> [REQUIREMENT]:
Return the material word for word. Do not include pictures.

> [PROVIDED MATERIAL]:
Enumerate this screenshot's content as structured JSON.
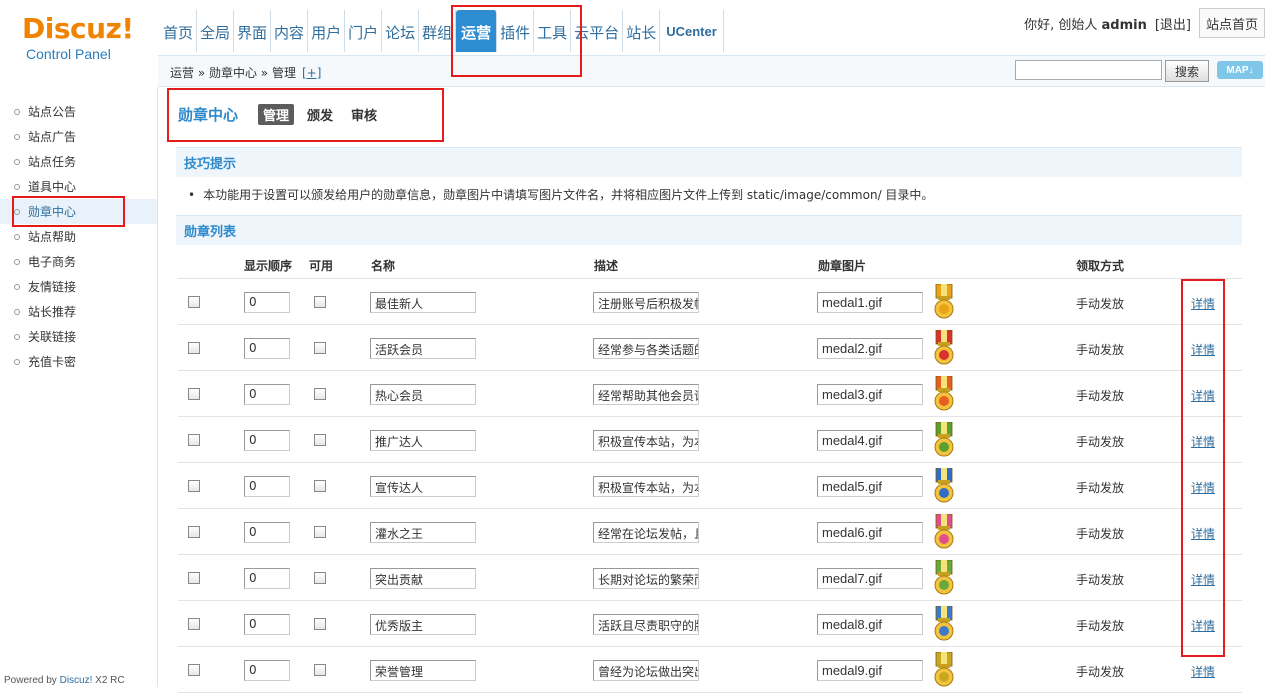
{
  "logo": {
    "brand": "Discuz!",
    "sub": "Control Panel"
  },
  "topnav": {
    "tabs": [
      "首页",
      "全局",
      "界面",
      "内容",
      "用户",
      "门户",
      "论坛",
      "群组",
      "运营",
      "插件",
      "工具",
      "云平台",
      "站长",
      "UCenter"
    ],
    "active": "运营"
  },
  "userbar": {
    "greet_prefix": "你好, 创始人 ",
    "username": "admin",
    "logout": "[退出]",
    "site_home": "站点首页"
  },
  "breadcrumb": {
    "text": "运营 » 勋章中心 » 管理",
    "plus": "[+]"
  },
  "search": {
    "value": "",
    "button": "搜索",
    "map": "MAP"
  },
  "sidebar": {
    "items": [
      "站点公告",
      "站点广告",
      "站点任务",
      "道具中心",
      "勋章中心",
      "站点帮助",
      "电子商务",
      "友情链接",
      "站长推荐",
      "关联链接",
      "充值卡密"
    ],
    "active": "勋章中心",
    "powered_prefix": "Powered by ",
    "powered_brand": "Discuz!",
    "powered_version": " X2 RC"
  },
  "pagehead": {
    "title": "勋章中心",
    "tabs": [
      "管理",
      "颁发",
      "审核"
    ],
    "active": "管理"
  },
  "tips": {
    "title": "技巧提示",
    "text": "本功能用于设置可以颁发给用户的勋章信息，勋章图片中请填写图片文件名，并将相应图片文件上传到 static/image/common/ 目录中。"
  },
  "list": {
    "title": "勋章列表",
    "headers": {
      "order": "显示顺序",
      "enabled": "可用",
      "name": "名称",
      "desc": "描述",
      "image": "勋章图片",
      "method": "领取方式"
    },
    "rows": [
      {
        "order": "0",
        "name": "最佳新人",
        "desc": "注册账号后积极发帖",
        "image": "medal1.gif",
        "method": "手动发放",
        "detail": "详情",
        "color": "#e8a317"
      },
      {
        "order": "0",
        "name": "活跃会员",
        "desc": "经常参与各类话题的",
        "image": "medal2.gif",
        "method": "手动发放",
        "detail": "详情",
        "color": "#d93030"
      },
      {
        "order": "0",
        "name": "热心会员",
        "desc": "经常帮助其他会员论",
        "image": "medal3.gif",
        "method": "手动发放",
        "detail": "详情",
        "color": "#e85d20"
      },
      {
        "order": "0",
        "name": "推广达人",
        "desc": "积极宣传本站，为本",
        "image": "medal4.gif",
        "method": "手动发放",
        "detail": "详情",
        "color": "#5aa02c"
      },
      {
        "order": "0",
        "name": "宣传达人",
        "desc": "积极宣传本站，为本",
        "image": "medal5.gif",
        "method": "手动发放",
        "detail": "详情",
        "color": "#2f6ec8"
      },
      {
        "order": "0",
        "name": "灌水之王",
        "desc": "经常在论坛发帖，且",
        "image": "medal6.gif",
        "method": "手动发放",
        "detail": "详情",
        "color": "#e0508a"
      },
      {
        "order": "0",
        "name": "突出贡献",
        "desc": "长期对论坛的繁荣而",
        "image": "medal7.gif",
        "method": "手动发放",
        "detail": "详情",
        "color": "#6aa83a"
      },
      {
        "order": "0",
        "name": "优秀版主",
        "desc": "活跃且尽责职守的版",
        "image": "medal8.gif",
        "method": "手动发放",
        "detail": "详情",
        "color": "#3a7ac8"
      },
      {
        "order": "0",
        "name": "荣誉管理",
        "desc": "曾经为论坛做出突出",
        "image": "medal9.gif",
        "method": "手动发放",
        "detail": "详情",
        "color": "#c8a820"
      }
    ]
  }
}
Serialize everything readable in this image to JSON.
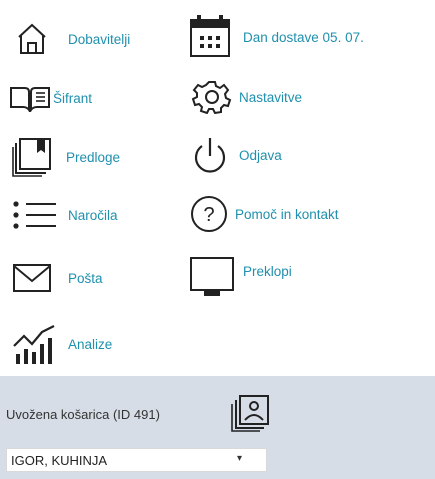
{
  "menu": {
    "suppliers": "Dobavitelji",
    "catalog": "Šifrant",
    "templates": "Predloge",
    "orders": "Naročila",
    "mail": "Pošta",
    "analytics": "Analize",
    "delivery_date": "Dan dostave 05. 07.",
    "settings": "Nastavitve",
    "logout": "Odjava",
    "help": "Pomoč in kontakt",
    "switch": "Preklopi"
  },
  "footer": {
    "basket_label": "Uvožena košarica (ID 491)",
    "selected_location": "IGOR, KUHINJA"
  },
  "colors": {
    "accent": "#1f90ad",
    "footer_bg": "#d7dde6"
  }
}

> [ANSWER BELOW]:
Enumerate this screenshot's content as structured JSON.
{
  "logo": {
    "brand": "Discuz!",
    "sub": "Control Panel"
  },
  "topnav": {
    "tabs": [
      "首页",
      "全局",
      "界面",
      "内容",
      "用户",
      "门户",
      "论坛",
      "群组",
      "运营",
      "插件",
      "工具",
      "云平台",
      "站长",
      "UCenter"
    ],
    "active": "运营"
  },
  "userbar": {
    "greet_prefix": "你好, 创始人 ",
    "username": "admin",
    "logout": "[退出]",
    "site_home": "站点首页"
  },
  "breadcrumb": {
    "text": "运营 » 勋章中心 » 管理",
    "plus": "[+]"
  },
  "search": {
    "value": "",
    "button": "搜索",
    "map": "MAP"
  },
  "sidebar": {
    "items": [
      "站点公告",
      "站点广告",
      "站点任务",
      "道具中心",
      "勋章中心",
      "站点帮助",
      "电子商务",
      "友情链接",
      "站长推荐",
      "关联链接",
      "充值卡密"
    ],
    "active": "勋章中心",
    "powered_prefix": "Powered by ",
    "powered_brand": "Discuz!",
    "powered_version": " X2 RC"
  },
  "pagehead": {
    "title": "勋章中心",
    "tabs": [
      "管理",
      "颁发",
      "审核"
    ],
    "active": "管理"
  },
  "tips": {
    "title": "技巧提示",
    "text": "本功能用于设置可以颁发给用户的勋章信息，勋章图片中请填写图片文件名，并将相应图片文件上传到 static/image/common/ 目录中。"
  },
  "list": {
    "title": "勋章列表",
    "headers": {
      "order": "显示顺序",
      "enabled": "可用",
      "name": "名称",
      "desc": "描述",
      "image": "勋章图片",
      "method": "领取方式"
    },
    "rows": [
      {
        "order": "0",
        "name": "最佳新人",
        "desc": "注册账号后积极发帖",
        "image": "medal1.gif",
        "method": "手动发放",
        "detail": "详情",
        "color": "#e8a317"
      },
      {
        "order": "0",
        "name": "活跃会员",
        "desc": "经常参与各类话题的",
        "image": "medal2.gif",
        "method": "手动发放",
        "detail": "详情",
        "color": "#d93030"
      },
      {
        "order": "0",
        "name": "热心会员",
        "desc": "经常帮助其他会员论",
        "image": "medal3.gif",
        "method": "手动发放",
        "detail": "详情",
        "color": "#e85d20"
      },
      {
        "order": "0",
        "name": "推广达人",
        "desc": "积极宣传本站，为本",
        "image": "medal4.gif",
        "method": "手动发放",
        "detail": "详情",
        "color": "#5aa02c"
      },
      {
        "order": "0",
        "name": "宣传达人",
        "desc": "积极宣传本站，为本",
        "image": "medal5.gif",
        "method": "手动发放",
        "detail": "详情",
        "color": "#2f6ec8"
      },
      {
        "order": "0",
        "name": "灌水之王",
        "desc": "经常在论坛发帖，且",
        "image": "medal6.gif",
        "method": "手动发放",
        "detail": "详情",
        "color": "#e0508a"
      },
      {
        "order": "0",
        "name": "突出贡献",
        "desc": "长期对论坛的繁荣而",
        "image": "medal7.gif",
        "method": "手动发放",
        "detail": "详情",
        "color": "#6aa83a"
      },
      {
        "order": "0",
        "name": "优秀版主",
        "desc": "活跃且尽责职守的版",
        "image": "medal8.gif",
        "method": "手动发放",
        "detail": "详情",
        "color": "#3a7ac8"
      },
      {
        "order": "0",
        "name": "荣誉管理",
        "desc": "曾经为论坛做出突出",
        "image": "medal9.gif",
        "method": "手动发放",
        "detail": "详情",
        "color": "#c8a820"
      }
    ]
  }
}
Serialize everything readable in this image to JSON.
{
  "menu": {
    "suppliers": "Dobavitelji",
    "catalog": "Šifrant",
    "templates": "Predloge",
    "orders": "Naročila",
    "mail": "Pošta",
    "analytics": "Analize",
    "delivery_date": "Dan dostave 05. 07.",
    "settings": "Nastavitve",
    "logout": "Odjava",
    "help": "Pomoč in kontakt",
    "switch": "Preklopi"
  },
  "footer": {
    "basket_label": "Uvožena košarica (ID 491)",
    "selected_location": "IGOR, KUHINJA"
  },
  "colors": {
    "accent": "#1f90ad",
    "footer_bg": "#d7dde6"
  }
}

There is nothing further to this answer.